● **Challenge**
Restate the entries word for word, omitting nothing.
═════ Material provided ═════
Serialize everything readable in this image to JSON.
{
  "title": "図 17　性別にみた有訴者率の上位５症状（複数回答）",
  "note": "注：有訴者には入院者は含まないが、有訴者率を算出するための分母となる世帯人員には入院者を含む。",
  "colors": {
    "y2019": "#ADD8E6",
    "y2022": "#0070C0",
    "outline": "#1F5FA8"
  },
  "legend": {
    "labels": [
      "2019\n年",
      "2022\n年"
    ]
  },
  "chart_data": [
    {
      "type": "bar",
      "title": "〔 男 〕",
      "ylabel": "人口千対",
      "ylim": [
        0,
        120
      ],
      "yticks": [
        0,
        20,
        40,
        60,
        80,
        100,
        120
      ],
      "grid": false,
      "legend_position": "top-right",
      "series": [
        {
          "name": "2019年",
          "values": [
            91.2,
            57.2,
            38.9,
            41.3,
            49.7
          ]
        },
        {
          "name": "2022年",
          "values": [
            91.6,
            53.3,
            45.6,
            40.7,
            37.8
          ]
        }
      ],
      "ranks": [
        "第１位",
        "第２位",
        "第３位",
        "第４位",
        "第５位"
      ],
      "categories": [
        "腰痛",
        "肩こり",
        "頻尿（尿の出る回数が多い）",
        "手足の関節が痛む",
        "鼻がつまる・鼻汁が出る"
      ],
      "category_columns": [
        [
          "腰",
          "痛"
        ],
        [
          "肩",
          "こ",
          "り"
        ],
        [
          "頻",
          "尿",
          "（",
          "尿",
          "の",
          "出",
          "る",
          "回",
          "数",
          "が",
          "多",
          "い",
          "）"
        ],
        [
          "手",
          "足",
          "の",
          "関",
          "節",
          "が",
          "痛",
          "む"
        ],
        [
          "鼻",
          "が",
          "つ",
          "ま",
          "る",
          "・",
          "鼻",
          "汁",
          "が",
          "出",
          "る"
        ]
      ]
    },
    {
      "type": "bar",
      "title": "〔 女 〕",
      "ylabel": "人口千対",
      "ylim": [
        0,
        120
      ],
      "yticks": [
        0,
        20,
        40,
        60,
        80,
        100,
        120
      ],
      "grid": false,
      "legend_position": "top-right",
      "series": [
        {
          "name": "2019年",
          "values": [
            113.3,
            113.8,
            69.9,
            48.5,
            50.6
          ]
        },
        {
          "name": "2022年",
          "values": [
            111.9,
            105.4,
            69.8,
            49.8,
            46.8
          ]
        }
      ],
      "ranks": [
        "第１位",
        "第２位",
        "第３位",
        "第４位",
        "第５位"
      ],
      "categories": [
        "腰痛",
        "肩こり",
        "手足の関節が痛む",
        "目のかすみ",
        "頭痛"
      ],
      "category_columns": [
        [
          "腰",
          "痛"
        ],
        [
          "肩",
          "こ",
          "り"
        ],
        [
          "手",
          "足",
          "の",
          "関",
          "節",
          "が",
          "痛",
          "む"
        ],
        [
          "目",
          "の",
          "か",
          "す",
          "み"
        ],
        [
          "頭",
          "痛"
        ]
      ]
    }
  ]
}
═════
● **The completed task**
Serialize everything readable in this image to JSON.
{
  "title": "図 17　性別にみた有訴者率の上位５症状（複数回答）",
  "note": "注：有訴者には入院者は含まないが、有訴者率を算出するための分母となる世帯人員には入院者を含む。",
  "colors": {
    "y2019": "#ADD8E6",
    "y2022": "#0070C0",
    "outline": "#1F5FA8"
  },
  "legend": {
    "labels": [
      "2019\n年",
      "2022\n年"
    ]
  },
  "chart_data": [
    {
      "type": "bar",
      "title": "〔 男 〕",
      "ylabel": "人口千対",
      "ylim": [
        0,
        120
      ],
      "yticks": [
        0,
        20,
        40,
        60,
        80,
        100,
        120
      ],
      "grid": false,
      "legend_position": "top-right",
      "series": [
        {
          "name": "2019年",
          "values": [
            91.2,
            57.2,
            38.9,
            41.3,
            49.7
          ]
        },
        {
          "name": "2022年",
          "values": [
            91.6,
            53.3,
            45.6,
            40.7,
            37.8
          ]
        }
      ],
      "ranks": [
        "第１位",
        "第２位",
        "第３位",
        "第４位",
        "第５位"
      ],
      "categories": [
        "腰痛",
        "肩こり",
        "頻尿（尿の出る回数が多い）",
        "手足の関節が痛む",
        "鼻がつまる・鼻汁が出る"
      ],
      "category_columns": [
        [
          "腰",
          "痛"
        ],
        [
          "肩",
          "こ",
          "り"
        ],
        [
          "頻",
          "尿",
          "（",
          "尿",
          "の",
          "出",
          "る",
          "回",
          "数",
          "が",
          "多",
          "い",
          "）"
        ],
        [
          "手",
          "足",
          "の",
          "関",
          "節",
          "が",
          "痛",
          "む"
        ],
        [
          "鼻",
          "が",
          "つ",
          "ま",
          "る",
          "・",
          "鼻",
          "汁",
          "が",
          "出",
          "る"
        ]
      ]
    },
    {
      "type": "bar",
      "title": "〔 女 〕",
      "ylabel": "人口千対",
      "ylim": [
        0,
        120
      ],
      "yticks": [
        0,
        20,
        40,
        60,
        80,
        100,
        120
      ],
      "grid": false,
      "legend_position": "top-right",
      "series": [
        {
          "name": "2019年",
          "values": [
            113.3,
            113.8,
            69.9,
            48.5,
            50.6
          ]
        },
        {
          "name": "2022年",
          "values": [
            111.9,
            105.4,
            69.8,
            49.8,
            46.8
          ]
        }
      ],
      "ranks": [
        "第１位",
        "第２位",
        "第３位",
        "第４位",
        "第５位"
      ],
      "categories": [
        "腰痛",
        "肩こり",
        "手足の関節が痛む",
        "目のかすみ",
        "頭痛"
      ],
      "category_columns": [
        [
          "腰",
          "痛"
        ],
        [
          "肩",
          "こ",
          "り"
        ],
        [
          "手",
          "足",
          "の",
          "関",
          "節",
          "が",
          "痛",
          "む"
        ],
        [
          "目",
          "の",
          "か",
          "す",
          "み"
        ],
        [
          "頭",
          "痛"
        ]
      ]
    }
  ]
}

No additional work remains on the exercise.